----- SUPPLIED RECORDS

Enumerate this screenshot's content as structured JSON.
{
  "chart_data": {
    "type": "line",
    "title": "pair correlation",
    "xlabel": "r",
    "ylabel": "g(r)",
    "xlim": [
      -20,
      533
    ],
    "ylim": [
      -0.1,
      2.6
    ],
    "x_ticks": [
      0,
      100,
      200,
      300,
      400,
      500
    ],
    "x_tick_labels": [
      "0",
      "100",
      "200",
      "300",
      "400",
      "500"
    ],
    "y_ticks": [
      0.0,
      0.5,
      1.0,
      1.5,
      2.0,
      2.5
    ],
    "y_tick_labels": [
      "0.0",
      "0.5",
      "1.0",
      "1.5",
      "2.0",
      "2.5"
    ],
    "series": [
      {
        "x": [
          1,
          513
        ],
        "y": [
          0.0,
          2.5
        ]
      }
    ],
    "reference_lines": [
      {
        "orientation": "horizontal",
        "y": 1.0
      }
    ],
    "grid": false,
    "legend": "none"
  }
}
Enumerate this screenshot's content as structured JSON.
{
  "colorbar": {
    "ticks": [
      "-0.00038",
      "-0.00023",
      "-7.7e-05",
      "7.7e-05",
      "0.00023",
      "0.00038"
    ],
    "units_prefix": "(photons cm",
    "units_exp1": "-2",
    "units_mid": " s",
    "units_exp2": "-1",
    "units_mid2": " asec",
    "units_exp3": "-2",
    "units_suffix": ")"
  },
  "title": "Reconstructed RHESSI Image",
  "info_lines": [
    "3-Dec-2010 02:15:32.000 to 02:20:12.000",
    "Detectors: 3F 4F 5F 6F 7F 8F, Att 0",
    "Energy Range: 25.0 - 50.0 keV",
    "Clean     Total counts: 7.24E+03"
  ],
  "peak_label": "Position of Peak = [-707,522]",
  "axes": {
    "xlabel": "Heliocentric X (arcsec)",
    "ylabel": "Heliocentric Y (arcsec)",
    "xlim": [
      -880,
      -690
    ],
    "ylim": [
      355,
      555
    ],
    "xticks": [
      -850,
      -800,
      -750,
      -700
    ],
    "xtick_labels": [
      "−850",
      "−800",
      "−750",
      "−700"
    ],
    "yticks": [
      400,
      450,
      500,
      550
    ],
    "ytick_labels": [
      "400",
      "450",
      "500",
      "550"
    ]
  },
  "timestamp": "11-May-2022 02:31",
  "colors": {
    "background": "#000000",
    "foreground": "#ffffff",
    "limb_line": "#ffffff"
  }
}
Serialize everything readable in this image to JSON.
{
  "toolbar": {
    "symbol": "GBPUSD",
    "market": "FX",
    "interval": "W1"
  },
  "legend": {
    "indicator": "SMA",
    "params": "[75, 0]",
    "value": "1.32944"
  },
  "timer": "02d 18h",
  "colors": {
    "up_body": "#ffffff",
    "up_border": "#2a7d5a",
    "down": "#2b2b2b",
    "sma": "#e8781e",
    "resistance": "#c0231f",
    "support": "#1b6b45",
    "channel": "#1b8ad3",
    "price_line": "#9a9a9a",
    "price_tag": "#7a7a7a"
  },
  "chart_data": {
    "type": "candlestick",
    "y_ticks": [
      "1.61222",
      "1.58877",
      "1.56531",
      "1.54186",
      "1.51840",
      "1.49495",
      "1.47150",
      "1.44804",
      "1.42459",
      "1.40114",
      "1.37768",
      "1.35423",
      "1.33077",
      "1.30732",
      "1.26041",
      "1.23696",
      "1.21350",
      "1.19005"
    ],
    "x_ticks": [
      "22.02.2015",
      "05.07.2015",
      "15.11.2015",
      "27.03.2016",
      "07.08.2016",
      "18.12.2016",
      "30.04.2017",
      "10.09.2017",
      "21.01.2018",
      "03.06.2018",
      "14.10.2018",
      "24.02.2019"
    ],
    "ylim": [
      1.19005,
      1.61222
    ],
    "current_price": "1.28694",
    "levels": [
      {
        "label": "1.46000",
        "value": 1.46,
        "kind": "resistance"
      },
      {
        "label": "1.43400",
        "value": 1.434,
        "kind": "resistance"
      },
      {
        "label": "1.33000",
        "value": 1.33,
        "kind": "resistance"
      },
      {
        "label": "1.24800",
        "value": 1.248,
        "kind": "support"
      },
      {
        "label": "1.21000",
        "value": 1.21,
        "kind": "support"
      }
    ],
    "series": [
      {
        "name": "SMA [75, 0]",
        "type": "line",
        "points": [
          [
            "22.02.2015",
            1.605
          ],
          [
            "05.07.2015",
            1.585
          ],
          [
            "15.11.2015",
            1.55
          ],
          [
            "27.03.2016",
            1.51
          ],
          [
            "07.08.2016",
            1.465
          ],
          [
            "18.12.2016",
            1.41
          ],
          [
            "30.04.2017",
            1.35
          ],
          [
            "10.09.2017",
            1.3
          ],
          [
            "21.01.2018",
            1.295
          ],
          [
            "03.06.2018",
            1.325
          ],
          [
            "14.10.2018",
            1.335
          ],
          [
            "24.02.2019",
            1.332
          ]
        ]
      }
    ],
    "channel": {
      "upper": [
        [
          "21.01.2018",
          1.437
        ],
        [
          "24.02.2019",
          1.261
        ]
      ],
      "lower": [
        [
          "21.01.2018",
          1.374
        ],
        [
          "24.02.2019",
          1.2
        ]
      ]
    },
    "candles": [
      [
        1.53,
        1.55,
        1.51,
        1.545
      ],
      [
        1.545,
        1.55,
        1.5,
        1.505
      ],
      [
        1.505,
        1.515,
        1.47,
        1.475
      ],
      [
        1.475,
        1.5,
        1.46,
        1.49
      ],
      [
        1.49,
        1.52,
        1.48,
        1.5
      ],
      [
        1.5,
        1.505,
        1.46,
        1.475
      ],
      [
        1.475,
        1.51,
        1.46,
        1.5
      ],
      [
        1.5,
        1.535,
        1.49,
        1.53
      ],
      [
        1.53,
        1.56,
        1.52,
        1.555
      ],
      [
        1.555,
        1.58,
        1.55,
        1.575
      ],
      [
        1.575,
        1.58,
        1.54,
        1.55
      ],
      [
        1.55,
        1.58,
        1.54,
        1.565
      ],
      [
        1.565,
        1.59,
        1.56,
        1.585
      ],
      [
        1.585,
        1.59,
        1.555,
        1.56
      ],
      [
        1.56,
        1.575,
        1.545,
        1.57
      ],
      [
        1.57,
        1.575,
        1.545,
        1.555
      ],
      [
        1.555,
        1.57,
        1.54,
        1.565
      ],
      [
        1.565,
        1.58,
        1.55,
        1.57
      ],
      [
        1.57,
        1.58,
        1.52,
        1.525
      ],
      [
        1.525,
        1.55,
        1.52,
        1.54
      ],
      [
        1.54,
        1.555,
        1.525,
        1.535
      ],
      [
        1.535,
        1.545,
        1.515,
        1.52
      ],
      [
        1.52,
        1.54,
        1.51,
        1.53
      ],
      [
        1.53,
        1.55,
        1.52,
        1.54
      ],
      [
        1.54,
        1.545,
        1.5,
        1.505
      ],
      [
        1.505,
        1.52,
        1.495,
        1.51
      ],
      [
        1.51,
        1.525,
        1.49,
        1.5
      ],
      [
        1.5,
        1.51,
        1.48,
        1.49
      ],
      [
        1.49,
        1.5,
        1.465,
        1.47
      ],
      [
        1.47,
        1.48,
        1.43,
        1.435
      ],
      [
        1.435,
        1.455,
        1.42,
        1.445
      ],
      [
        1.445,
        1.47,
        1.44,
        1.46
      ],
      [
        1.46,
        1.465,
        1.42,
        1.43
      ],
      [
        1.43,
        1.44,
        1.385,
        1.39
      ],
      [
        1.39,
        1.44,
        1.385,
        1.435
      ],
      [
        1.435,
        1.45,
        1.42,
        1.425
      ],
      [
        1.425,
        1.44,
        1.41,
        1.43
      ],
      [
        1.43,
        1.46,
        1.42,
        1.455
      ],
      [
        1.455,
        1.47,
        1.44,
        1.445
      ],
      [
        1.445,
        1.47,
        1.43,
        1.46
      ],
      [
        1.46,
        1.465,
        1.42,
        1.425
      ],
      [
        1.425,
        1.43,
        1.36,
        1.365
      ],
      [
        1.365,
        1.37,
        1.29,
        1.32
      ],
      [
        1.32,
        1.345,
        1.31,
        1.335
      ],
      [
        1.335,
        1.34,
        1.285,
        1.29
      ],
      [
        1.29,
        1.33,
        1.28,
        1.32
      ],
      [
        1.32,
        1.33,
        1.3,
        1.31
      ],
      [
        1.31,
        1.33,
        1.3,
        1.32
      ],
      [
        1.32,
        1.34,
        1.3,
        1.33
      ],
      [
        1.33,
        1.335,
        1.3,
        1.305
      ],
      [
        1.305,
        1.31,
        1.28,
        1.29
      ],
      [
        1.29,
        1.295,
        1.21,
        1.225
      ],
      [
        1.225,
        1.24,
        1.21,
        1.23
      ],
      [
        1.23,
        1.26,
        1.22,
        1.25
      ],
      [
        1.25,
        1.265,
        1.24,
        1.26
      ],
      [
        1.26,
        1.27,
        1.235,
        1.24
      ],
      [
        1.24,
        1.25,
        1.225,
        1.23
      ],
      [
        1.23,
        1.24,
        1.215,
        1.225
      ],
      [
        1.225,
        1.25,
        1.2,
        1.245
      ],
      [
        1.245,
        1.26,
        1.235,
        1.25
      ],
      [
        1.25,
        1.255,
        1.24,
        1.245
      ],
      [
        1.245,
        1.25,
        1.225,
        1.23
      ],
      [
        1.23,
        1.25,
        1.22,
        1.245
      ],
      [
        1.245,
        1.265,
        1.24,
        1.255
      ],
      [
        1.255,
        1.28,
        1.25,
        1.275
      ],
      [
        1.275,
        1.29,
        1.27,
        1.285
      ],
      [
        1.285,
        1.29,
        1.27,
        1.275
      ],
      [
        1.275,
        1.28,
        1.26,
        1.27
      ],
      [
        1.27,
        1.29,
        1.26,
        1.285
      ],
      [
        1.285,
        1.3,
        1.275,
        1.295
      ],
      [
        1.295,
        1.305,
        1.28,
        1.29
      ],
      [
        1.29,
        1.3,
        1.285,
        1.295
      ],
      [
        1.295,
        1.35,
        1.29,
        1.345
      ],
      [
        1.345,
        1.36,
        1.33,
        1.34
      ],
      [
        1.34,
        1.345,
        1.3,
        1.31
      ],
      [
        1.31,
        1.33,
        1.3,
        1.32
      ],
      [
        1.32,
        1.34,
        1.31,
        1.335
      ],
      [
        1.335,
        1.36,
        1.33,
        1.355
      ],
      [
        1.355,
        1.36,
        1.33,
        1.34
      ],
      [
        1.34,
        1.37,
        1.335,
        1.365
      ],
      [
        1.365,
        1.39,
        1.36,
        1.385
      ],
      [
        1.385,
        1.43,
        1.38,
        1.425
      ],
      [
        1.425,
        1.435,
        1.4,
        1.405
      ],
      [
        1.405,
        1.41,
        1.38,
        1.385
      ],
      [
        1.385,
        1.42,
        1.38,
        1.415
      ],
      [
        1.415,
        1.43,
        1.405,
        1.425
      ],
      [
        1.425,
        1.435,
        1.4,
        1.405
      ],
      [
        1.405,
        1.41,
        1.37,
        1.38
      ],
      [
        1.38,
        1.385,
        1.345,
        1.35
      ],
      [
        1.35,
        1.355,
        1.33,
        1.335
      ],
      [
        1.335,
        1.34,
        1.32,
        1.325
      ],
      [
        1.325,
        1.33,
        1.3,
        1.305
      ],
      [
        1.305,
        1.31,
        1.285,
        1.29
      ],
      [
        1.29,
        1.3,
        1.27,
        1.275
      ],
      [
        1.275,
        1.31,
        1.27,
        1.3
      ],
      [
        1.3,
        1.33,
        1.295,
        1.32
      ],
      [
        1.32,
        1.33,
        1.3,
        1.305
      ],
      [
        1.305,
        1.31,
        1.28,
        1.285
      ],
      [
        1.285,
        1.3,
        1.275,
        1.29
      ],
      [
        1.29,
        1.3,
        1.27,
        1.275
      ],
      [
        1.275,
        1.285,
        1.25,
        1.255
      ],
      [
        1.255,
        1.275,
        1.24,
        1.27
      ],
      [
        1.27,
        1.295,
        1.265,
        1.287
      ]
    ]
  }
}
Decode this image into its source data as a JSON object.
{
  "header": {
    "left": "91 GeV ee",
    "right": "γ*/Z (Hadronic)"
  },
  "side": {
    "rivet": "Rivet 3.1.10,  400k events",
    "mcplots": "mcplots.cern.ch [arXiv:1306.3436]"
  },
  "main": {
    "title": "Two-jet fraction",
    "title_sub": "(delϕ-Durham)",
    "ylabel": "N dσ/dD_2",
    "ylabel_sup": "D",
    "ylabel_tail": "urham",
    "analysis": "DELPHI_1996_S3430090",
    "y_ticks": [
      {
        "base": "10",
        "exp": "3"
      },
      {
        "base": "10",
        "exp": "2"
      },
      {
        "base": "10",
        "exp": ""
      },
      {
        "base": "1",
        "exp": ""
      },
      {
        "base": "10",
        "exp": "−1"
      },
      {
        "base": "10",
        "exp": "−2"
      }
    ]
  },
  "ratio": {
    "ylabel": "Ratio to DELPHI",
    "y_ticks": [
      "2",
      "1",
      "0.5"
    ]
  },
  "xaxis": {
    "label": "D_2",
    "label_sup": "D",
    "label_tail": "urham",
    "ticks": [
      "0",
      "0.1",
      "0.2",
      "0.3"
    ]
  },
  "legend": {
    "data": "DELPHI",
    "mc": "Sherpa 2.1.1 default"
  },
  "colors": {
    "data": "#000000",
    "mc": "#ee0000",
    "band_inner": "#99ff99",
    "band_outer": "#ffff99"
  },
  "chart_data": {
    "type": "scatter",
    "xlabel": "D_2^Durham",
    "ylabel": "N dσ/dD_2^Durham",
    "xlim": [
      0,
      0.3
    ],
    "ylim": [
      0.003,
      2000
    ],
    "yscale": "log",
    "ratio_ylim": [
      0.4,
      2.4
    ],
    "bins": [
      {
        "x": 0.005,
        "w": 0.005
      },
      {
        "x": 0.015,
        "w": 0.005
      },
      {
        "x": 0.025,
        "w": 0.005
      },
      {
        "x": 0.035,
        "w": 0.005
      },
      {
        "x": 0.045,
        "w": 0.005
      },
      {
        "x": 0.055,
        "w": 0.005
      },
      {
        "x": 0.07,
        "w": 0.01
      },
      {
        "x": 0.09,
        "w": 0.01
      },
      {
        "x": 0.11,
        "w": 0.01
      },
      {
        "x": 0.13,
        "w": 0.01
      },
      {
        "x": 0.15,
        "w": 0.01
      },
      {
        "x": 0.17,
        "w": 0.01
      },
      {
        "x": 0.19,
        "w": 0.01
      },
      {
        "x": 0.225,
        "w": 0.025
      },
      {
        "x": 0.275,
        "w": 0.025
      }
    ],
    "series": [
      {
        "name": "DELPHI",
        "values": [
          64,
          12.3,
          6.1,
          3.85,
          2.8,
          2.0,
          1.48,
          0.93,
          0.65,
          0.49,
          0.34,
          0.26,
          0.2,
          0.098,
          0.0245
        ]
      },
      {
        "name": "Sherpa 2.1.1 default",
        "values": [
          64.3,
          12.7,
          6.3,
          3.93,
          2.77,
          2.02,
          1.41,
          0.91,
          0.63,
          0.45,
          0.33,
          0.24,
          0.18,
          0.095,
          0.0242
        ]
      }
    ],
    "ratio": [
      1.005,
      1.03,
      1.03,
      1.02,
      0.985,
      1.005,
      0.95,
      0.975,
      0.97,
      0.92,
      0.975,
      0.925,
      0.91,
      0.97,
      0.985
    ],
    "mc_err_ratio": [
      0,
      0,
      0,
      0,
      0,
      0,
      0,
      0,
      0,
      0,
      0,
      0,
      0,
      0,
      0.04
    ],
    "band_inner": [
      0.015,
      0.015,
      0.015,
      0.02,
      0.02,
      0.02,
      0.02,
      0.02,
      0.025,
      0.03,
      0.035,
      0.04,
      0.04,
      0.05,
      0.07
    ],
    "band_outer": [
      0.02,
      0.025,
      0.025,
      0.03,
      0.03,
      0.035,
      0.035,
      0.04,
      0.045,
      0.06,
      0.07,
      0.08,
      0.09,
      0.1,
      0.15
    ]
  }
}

----------

TASK TO CARRY OUT >>
Take each line of the material that contains the word "arcsec" and list it.

RESULT OF THE EXERCISE >>
    "xlabel": "Heliocentric X (arcsec)",
    "ylabel": "Heliocentric Y (arcsec)",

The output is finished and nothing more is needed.